**WHAT THIS TASK INVOLVES**
Copy the entries below again, swapping "Localize" for "Locate" and leaving everything else unchanged. Leave the pictures out of your copy.

**INPUT ROWS**

----------

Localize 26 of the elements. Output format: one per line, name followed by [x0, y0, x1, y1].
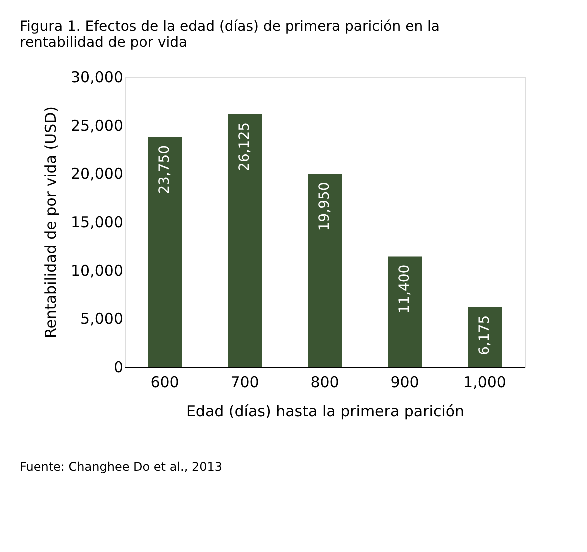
chart-title: Figura 1. Efectos de la edad (días) de primera parición en la rentabilidad de por vida — [20, 19, 440, 51]
x-tick-label: 600 — [150, 374, 180, 392]
y-tick-label: 30,000 — [71, 68, 124, 86]
data-label: 23,750 — [157, 145, 173, 194]
data-label: 11,400 — [397, 264, 413, 314]
y-tick-label: 25,000 — [71, 116, 124, 135]
bar — [468, 307, 502, 367]
y-tick-label: 10,000 — [71, 262, 124, 280]
bar — [148, 137, 182, 367]
bar — [388, 256, 422, 367]
x-tick-label: 1,000 — [464, 374, 506, 392]
data-label: 6,175 — [477, 315, 493, 356]
y-tick-label: 5,000 — [80, 310, 124, 328]
x-tick-label: 700 — [230, 374, 260, 392]
x-tick-label: 900 — [390, 374, 420, 392]
source-note: Fuente: Changhee Do et al., 2013 — [20, 460, 222, 474]
y-axis-title: Rentabilidad de por vida (USD) — [42, 106, 60, 339]
bar — [308, 174, 342, 367]
data-label: 19,950 — [317, 182, 333, 232]
x-tick-label: 800 — [310, 374, 340, 392]
y-tick-label: 20,000 — [71, 165, 124, 184]
y-tick-label: 0 — [114, 358, 124, 376]
bar — [228, 114, 262, 367]
data-label: 26,125 — [237, 122, 253, 172]
x-axis-title: Edad (días) hasta la primera parición — [186, 402, 465, 420]
y-tick-label: 15,000 — [71, 214, 124, 232]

----------

**EXERCISE RESPONSE**
Locate 26 of the elements. Output format: one per line, name followed by [x0, y0, x1, y1].
chart-title: Figura 1. Efectos de la edad (días) de primera parición en la rentabilidad de por vida — [20, 19, 440, 51]
x-tick-label: 600 — [150, 374, 180, 392]
y-tick-label: 30,000 — [71, 68, 124, 86]
data-label: 23,750 — [157, 145, 173, 194]
data-label: 11,400 — [397, 264, 413, 314]
y-tick-label: 25,000 — [71, 116, 124, 135]
bar — [468, 307, 502, 367]
y-tick-label: 10,000 — [71, 262, 124, 280]
bar — [148, 137, 182, 367]
bar — [388, 256, 422, 367]
x-tick-label: 1,000 — [464, 374, 506, 392]
data-label: 6,175 — [477, 315, 493, 356]
y-tick-label: 5,000 — [80, 310, 124, 328]
x-tick-label: 700 — [230, 374, 260, 392]
x-tick-label: 900 — [390, 374, 420, 392]
source-note: Fuente: Changhee Do et al., 2013 — [20, 460, 222, 474]
y-axis-title: Rentabilidad de por vida (USD) — [42, 106, 60, 339]
bar — [308, 174, 342, 367]
data-label: 19,950 — [317, 182, 333, 232]
x-tick-label: 800 — [310, 374, 340, 392]
y-tick-label: 20,000 — [71, 165, 124, 184]
y-tick-label: 0 — [114, 358, 124, 376]
bar — [228, 114, 262, 367]
data-label: 26,125 — [237, 122, 253, 172]
x-axis-title: Edad (días) hasta la primera parición — [186, 402, 465, 420]
y-tick-label: 15,000 — [71, 214, 124, 232]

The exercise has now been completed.